*Problem requirements:*
Search the material below for the string "ylabel" and list each line that holds it.
— begin Input material —
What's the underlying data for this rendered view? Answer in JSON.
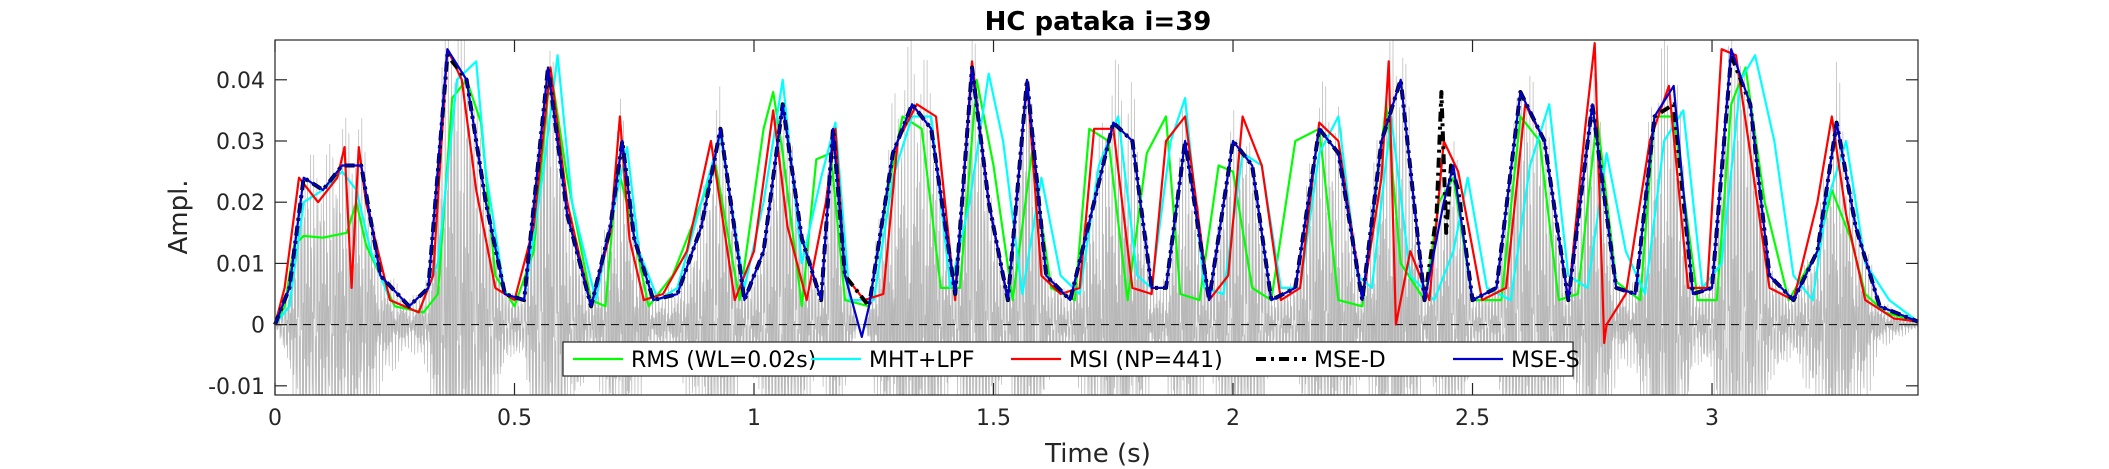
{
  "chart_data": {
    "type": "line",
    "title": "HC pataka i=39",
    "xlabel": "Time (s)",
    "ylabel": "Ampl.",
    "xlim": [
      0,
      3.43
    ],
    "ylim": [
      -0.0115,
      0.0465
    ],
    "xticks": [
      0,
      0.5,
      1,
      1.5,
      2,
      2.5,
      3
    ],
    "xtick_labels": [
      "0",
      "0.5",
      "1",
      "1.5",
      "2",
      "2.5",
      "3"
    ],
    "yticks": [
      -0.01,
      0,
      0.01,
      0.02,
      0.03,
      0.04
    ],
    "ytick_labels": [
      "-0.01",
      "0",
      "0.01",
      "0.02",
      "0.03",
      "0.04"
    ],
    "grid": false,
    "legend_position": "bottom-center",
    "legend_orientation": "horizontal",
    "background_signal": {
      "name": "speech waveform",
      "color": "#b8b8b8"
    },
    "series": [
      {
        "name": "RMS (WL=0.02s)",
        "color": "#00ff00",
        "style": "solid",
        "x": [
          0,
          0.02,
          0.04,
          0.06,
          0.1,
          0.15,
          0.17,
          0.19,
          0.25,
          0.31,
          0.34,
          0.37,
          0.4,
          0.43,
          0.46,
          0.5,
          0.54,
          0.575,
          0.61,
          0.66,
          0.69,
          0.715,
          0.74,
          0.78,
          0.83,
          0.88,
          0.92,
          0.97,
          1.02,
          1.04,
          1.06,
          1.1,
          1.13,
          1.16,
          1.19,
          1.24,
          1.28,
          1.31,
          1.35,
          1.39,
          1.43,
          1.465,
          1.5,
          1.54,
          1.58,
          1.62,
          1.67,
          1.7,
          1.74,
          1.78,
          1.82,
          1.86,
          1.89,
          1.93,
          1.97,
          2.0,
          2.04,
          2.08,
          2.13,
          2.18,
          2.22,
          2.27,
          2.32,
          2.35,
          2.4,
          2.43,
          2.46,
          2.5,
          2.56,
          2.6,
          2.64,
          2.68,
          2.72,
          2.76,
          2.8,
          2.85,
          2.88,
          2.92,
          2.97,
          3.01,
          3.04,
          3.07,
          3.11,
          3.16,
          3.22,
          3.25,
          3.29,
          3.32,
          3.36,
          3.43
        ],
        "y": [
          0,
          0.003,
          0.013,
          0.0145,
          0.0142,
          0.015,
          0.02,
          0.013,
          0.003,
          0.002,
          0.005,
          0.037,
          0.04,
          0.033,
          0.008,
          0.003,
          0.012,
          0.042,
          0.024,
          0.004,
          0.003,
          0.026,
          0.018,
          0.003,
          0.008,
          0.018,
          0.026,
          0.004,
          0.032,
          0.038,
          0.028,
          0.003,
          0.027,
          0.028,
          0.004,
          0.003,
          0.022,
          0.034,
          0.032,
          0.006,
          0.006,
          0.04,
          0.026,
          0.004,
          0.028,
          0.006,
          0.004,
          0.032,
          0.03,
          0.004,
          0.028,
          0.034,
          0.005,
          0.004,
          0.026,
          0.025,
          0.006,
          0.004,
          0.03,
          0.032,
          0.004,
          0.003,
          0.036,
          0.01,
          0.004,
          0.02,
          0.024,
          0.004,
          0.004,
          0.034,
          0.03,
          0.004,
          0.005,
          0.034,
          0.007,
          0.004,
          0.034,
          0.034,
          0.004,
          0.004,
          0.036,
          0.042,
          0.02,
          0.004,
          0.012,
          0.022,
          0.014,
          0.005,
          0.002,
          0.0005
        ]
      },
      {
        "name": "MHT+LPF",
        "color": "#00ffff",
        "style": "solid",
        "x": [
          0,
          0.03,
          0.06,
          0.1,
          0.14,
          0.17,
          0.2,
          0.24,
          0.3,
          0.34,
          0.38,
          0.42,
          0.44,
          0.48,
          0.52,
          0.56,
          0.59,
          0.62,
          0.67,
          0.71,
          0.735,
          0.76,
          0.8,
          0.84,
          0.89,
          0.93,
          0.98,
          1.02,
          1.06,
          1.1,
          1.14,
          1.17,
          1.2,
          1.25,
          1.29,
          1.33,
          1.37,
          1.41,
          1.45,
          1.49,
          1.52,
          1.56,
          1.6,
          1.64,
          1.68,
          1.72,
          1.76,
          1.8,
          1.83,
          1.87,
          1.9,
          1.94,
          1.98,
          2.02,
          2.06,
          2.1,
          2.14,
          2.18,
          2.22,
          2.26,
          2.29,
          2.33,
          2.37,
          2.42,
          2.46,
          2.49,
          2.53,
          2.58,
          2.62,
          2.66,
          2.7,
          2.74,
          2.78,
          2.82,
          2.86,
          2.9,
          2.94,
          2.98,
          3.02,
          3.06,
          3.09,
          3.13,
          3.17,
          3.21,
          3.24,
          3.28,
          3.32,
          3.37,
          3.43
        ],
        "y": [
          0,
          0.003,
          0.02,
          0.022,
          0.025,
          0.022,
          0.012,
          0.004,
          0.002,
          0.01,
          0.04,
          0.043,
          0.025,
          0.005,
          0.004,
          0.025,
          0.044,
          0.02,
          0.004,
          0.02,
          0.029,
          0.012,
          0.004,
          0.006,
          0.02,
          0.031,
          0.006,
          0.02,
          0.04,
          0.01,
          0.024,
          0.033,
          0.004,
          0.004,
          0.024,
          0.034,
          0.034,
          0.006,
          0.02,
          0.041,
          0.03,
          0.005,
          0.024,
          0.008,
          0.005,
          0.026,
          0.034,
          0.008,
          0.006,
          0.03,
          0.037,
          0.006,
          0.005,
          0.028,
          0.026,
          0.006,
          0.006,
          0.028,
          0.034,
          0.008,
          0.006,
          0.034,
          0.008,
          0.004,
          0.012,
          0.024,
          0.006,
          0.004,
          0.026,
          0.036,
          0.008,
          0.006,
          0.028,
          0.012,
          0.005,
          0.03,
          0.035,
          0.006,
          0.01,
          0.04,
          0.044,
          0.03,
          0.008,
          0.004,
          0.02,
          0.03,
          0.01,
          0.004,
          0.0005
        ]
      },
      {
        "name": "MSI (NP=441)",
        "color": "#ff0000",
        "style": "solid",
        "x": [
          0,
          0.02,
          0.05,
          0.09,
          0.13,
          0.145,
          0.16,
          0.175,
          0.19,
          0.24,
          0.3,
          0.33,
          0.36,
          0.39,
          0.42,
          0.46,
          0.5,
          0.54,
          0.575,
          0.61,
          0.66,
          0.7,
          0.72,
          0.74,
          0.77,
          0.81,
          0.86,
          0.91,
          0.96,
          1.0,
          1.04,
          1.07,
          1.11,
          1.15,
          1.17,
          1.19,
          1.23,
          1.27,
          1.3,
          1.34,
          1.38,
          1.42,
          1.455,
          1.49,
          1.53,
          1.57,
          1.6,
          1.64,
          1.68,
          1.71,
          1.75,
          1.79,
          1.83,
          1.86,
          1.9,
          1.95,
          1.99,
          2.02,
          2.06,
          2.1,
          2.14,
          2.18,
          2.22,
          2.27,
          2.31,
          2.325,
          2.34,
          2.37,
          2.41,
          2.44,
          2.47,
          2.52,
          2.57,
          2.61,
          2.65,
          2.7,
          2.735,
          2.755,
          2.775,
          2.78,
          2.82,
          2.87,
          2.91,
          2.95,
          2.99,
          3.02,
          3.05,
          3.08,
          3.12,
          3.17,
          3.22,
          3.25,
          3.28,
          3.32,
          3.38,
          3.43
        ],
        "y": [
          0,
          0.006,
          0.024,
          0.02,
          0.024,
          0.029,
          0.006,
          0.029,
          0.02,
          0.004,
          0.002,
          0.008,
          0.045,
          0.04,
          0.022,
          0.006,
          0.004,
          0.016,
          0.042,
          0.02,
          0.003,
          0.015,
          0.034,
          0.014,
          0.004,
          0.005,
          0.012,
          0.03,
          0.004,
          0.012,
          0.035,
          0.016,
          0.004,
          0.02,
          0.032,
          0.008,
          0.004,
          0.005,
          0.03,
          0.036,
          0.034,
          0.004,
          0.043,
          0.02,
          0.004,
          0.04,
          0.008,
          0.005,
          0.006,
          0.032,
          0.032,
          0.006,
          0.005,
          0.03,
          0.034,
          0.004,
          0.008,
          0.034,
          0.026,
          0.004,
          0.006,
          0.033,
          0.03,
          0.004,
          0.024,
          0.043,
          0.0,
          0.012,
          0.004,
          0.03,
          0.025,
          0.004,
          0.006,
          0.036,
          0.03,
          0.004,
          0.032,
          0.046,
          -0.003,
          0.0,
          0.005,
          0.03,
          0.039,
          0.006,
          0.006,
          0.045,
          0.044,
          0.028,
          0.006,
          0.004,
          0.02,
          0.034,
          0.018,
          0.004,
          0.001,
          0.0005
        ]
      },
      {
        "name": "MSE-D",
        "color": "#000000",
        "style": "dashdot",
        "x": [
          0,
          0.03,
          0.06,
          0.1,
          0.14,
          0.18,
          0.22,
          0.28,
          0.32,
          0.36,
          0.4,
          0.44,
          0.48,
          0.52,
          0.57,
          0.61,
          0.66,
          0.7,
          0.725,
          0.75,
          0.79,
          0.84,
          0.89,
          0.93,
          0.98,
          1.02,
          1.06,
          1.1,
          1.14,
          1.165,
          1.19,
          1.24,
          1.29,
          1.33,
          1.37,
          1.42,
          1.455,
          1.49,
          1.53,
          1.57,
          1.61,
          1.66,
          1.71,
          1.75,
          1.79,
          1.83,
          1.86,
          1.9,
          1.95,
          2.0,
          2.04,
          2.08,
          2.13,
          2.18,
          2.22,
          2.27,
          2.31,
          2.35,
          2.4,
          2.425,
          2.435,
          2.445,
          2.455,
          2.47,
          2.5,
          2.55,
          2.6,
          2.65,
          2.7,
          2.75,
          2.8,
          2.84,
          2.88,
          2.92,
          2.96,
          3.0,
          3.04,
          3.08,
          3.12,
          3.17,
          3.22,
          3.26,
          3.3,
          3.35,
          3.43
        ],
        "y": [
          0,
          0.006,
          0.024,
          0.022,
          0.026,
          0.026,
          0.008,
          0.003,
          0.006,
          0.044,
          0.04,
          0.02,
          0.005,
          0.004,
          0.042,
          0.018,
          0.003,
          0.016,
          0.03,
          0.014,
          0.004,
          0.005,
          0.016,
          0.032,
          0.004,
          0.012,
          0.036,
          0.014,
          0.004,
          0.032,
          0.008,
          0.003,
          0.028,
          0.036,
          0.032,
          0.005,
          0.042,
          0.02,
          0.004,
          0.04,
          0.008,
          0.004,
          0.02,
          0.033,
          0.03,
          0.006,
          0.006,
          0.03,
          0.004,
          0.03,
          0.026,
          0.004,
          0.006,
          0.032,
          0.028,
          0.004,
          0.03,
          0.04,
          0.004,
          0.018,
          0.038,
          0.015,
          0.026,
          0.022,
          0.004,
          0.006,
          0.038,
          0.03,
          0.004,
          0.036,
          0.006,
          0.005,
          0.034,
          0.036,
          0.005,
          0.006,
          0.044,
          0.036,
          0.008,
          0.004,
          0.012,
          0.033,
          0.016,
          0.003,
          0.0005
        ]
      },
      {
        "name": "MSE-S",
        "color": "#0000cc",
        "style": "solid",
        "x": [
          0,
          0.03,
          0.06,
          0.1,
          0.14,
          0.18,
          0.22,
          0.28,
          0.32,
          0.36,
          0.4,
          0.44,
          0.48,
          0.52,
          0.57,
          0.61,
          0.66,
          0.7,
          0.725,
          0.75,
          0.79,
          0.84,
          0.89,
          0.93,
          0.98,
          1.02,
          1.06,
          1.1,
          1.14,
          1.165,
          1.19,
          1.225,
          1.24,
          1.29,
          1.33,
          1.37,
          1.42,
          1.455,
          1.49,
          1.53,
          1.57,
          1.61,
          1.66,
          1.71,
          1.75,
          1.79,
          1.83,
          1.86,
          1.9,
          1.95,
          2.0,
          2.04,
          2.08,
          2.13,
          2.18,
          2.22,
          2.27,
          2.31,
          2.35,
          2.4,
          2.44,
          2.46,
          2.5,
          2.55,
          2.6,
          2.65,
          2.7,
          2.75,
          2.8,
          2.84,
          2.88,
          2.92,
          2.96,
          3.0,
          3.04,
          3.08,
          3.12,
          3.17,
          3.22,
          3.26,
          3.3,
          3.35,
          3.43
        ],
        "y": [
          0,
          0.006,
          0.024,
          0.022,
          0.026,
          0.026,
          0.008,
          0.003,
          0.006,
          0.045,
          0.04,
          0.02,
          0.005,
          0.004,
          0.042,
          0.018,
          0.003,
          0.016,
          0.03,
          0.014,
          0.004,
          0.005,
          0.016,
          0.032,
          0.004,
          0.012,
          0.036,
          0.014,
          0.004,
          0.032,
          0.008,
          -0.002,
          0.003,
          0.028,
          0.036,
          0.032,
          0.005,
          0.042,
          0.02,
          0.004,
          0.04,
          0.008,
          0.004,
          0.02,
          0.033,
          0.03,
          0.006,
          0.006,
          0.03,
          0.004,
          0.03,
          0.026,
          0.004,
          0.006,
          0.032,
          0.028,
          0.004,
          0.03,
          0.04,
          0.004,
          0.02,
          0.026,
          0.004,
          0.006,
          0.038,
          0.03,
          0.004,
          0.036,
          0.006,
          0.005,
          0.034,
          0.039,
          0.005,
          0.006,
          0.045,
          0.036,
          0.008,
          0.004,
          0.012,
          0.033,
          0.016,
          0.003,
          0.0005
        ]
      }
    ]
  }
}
— end Input material —
— begin Input material —
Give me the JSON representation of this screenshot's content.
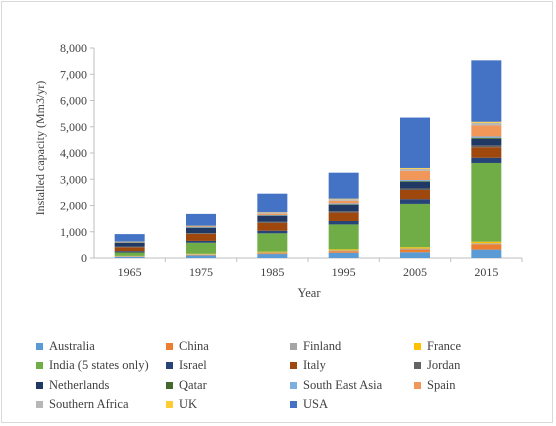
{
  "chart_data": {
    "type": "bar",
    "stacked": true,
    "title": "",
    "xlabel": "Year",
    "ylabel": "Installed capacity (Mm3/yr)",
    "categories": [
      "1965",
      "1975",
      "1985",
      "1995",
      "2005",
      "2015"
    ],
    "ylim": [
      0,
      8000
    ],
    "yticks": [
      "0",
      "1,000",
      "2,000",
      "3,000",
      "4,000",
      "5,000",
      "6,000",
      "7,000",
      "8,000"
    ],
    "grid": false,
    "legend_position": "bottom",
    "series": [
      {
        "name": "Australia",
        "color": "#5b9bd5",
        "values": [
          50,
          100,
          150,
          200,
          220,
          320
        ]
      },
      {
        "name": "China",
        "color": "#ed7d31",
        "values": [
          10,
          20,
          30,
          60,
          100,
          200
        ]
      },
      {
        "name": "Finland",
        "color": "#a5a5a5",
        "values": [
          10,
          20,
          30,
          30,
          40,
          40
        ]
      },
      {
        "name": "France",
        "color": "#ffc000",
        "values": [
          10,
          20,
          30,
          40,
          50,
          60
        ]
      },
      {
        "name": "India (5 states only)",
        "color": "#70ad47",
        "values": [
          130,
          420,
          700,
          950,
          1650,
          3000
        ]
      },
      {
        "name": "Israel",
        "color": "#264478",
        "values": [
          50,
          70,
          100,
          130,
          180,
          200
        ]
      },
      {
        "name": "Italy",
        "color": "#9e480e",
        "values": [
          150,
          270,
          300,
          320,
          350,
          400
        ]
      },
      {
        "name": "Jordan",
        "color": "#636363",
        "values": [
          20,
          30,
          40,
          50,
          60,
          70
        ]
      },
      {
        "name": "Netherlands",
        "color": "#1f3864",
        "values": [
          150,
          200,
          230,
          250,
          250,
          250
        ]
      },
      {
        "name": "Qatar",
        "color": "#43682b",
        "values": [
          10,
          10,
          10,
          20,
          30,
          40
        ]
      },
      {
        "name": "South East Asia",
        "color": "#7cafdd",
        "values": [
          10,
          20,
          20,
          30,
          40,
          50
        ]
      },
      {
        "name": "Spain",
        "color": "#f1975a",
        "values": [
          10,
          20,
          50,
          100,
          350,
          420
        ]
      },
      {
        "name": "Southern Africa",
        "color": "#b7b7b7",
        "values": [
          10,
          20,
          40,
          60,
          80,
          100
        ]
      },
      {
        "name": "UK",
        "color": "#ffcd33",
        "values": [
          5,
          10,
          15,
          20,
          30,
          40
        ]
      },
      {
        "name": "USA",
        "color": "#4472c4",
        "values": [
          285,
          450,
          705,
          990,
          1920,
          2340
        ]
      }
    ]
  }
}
— end Input material —
*Solution for this problem:*
    "ylabel": "Ampl.",
    "ylabel": "Installed capacity (Mm3/yr)",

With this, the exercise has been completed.